(Element box data)
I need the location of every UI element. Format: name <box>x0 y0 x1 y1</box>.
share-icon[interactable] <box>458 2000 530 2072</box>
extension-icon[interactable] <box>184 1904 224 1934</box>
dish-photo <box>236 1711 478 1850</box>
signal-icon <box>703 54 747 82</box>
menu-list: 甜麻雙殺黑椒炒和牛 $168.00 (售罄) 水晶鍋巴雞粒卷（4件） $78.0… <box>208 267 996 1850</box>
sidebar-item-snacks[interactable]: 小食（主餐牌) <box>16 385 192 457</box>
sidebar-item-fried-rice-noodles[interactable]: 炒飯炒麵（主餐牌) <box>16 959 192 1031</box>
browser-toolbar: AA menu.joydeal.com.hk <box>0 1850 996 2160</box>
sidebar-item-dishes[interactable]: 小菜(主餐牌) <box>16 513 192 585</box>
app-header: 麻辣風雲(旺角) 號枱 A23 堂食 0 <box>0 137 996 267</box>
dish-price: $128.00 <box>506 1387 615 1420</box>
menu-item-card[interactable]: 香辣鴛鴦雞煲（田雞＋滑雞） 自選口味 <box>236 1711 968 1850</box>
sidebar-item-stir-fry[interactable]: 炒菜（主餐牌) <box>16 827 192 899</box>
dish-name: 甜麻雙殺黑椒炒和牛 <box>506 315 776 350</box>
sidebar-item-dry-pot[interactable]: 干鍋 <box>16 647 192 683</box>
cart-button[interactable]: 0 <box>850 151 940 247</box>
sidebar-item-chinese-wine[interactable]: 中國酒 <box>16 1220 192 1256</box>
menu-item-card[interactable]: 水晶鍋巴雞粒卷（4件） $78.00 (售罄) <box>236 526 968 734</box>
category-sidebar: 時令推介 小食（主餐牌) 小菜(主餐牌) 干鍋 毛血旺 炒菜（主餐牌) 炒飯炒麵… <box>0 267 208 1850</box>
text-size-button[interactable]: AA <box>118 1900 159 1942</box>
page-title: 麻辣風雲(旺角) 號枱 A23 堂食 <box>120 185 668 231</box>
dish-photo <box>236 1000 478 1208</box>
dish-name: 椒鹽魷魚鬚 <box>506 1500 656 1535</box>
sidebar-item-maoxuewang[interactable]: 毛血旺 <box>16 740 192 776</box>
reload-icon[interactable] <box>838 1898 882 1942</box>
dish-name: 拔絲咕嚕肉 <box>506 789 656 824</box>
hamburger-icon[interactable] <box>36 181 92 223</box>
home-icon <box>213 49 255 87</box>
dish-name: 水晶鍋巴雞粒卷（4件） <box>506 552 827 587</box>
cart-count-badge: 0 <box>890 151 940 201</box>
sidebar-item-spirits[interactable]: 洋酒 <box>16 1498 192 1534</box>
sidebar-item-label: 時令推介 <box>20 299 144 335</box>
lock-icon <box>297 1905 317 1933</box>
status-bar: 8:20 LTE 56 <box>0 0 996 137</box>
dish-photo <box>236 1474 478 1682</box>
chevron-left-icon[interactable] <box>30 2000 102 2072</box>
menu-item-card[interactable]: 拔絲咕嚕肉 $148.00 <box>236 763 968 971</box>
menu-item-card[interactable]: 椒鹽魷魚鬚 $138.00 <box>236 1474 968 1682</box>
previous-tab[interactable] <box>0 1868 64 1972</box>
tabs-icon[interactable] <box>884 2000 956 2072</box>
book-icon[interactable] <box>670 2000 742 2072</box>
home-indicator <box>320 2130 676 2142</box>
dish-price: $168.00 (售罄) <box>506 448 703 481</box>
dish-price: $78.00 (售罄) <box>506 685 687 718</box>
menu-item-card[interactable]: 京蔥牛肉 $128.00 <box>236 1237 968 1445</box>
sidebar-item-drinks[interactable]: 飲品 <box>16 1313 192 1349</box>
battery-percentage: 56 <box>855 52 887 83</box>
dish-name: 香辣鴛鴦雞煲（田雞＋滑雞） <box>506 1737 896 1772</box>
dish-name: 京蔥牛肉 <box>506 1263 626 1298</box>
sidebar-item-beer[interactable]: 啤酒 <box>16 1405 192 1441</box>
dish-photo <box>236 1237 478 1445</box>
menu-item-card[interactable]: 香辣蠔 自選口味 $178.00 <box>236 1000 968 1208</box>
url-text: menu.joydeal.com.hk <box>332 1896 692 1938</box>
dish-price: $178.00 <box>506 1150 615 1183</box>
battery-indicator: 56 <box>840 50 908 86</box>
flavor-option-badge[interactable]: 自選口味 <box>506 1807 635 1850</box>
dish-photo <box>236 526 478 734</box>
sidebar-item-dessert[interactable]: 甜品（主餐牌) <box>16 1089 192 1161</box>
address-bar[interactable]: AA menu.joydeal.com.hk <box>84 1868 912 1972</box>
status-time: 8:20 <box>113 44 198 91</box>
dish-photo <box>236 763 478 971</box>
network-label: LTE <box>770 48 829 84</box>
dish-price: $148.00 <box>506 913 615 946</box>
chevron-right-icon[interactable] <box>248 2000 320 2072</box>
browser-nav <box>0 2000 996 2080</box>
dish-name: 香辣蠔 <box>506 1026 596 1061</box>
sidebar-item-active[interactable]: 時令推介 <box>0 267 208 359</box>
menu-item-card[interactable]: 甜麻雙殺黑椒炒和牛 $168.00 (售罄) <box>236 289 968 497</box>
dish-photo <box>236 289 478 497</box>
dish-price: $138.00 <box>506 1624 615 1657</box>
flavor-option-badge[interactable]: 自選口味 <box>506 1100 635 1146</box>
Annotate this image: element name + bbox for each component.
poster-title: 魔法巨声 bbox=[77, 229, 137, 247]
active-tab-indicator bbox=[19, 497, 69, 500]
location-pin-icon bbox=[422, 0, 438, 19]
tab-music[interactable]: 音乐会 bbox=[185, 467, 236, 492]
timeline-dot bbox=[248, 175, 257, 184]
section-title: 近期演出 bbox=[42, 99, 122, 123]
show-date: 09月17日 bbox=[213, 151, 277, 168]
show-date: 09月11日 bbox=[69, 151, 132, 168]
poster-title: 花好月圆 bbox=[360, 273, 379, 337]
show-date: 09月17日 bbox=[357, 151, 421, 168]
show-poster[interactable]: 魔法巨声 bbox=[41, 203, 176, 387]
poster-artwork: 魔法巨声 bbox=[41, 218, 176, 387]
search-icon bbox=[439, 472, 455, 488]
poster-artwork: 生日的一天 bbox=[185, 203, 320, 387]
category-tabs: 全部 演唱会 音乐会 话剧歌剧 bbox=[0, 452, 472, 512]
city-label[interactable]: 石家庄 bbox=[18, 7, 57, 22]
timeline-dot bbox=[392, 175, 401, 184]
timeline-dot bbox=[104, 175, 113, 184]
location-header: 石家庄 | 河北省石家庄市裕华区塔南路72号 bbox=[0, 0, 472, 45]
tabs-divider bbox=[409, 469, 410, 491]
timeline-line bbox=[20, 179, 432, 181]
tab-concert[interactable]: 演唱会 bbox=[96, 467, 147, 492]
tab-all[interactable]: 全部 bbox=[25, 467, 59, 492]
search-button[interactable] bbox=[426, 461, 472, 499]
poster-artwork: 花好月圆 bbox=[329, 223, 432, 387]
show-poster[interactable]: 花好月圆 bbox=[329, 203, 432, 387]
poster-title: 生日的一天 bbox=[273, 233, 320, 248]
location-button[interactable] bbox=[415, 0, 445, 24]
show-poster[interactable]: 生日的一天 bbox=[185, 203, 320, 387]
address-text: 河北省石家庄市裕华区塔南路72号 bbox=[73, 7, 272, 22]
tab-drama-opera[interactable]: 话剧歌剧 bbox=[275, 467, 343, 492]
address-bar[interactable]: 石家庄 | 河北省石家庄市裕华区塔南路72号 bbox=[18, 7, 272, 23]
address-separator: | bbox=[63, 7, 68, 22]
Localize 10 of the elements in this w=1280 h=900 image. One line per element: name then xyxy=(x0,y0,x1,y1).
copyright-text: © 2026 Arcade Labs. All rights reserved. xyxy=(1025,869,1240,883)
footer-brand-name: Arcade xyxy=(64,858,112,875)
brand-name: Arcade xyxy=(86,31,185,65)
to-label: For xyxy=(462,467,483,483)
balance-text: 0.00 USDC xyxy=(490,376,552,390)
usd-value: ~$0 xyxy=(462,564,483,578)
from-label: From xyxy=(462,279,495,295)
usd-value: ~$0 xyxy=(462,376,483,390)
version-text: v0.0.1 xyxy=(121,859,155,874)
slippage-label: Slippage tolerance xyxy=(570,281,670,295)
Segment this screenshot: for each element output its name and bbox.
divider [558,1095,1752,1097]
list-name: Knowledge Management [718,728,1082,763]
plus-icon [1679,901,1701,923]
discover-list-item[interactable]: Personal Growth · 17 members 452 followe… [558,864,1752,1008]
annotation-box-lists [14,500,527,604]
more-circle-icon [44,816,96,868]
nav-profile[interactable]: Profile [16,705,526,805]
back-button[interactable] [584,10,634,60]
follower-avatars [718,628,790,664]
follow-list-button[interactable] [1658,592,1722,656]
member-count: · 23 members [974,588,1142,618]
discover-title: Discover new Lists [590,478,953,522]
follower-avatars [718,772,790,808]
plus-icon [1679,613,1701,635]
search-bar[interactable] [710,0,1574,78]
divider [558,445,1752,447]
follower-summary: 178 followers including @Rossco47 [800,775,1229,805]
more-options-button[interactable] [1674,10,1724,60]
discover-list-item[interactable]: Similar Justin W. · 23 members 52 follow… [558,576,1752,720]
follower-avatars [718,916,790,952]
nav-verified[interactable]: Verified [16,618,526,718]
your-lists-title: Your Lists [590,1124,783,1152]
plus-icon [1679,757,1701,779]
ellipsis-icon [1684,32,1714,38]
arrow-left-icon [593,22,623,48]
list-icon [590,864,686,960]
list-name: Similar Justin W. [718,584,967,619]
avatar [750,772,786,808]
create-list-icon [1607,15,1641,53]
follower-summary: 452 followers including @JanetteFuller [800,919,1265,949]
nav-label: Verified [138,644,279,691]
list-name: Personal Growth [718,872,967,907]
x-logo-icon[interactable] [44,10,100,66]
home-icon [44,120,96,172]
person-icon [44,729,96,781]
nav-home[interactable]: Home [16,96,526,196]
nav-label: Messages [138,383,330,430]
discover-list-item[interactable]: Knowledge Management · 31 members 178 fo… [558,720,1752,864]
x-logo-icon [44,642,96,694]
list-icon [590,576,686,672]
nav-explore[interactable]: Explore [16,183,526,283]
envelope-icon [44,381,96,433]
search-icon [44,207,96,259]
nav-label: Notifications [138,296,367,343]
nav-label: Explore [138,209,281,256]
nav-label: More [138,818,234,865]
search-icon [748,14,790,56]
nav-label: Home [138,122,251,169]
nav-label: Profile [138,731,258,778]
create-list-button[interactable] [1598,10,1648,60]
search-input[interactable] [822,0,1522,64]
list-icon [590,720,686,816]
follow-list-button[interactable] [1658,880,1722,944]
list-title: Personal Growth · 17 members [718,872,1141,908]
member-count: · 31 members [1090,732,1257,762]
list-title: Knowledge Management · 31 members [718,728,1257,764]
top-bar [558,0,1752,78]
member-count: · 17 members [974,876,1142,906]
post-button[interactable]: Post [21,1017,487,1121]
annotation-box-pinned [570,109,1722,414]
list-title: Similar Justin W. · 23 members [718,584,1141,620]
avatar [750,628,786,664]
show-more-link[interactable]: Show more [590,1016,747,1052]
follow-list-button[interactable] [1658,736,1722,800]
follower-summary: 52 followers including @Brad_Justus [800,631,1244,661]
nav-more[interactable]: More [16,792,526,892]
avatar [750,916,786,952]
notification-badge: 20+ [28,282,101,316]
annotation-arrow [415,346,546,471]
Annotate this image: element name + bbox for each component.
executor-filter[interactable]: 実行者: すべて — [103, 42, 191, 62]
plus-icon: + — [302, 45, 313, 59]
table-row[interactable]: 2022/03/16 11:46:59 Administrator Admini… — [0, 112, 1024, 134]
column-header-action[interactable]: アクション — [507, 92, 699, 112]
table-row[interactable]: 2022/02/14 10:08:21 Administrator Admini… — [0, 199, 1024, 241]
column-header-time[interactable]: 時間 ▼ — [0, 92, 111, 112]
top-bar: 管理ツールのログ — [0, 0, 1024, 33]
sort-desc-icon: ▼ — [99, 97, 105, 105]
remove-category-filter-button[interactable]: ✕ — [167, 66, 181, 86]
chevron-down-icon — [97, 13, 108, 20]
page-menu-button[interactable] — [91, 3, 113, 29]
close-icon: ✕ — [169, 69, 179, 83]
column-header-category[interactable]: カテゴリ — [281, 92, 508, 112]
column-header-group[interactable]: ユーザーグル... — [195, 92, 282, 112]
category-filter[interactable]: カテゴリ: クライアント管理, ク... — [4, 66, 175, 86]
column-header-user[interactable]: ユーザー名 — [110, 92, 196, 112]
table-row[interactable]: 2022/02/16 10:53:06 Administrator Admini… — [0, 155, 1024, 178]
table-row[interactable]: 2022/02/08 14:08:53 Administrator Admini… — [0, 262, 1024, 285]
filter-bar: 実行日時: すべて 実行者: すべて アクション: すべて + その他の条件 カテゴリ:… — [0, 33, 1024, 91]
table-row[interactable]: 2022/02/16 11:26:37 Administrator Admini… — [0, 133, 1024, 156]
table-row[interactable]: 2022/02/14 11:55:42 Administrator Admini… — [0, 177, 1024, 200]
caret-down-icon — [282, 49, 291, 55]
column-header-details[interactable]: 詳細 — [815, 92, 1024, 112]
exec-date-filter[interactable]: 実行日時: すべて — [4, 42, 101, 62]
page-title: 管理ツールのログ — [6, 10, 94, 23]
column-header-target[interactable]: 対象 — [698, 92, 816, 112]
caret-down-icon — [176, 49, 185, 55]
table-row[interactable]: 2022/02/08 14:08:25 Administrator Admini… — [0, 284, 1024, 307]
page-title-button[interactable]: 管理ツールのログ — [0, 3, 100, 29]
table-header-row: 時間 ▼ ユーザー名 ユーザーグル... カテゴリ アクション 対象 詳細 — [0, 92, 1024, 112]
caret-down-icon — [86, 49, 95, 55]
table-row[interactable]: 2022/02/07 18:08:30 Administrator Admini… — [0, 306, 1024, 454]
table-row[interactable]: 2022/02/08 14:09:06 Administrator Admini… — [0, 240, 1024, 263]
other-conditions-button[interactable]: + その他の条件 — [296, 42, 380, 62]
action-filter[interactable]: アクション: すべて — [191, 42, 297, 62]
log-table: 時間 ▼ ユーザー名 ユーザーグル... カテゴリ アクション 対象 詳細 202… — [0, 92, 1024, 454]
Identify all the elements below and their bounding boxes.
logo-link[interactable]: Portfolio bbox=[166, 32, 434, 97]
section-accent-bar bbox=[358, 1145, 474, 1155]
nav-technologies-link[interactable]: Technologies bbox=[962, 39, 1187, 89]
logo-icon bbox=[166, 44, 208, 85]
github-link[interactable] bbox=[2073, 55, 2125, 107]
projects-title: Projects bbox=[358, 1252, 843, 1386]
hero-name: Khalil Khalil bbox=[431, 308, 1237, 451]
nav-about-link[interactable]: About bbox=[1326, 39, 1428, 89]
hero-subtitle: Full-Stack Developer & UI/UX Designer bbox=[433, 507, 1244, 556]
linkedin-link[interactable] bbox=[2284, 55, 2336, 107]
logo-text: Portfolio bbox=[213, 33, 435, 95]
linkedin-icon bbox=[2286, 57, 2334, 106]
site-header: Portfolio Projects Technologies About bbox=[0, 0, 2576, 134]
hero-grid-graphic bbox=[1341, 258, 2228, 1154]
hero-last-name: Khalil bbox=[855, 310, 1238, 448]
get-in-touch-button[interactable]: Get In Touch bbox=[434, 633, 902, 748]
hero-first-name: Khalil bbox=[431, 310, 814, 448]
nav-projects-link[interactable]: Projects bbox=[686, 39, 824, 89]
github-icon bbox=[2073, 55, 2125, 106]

GIVEN TASK:
Please state how many lines of the data above contain the string "香辣鴛鴦雞煲", counting case as significant. Reply with the number only.

COMPLETED TASK:
2